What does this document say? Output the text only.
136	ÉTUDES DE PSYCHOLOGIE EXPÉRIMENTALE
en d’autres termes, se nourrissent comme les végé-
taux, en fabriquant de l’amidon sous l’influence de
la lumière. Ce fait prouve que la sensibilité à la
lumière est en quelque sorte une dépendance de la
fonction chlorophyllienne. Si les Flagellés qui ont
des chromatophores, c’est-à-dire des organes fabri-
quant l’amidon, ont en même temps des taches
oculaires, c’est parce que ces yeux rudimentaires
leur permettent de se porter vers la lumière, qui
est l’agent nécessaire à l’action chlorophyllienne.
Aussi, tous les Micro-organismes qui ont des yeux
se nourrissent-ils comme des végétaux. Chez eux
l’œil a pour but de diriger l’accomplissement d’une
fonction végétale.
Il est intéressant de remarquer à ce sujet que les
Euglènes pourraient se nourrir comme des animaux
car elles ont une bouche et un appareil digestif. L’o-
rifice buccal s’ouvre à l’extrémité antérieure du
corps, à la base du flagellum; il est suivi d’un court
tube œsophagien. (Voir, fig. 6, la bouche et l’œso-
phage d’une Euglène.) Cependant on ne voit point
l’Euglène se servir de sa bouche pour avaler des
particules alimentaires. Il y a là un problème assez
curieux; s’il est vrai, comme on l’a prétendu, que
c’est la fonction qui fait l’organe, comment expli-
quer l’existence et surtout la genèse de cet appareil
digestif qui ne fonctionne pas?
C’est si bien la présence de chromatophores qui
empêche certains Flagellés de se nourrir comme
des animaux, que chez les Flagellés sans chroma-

* * * * * * * * *

What needs to be done: Note how many lines in the listing above hold the string "nourrir", then give only that figure.

Correct result: 2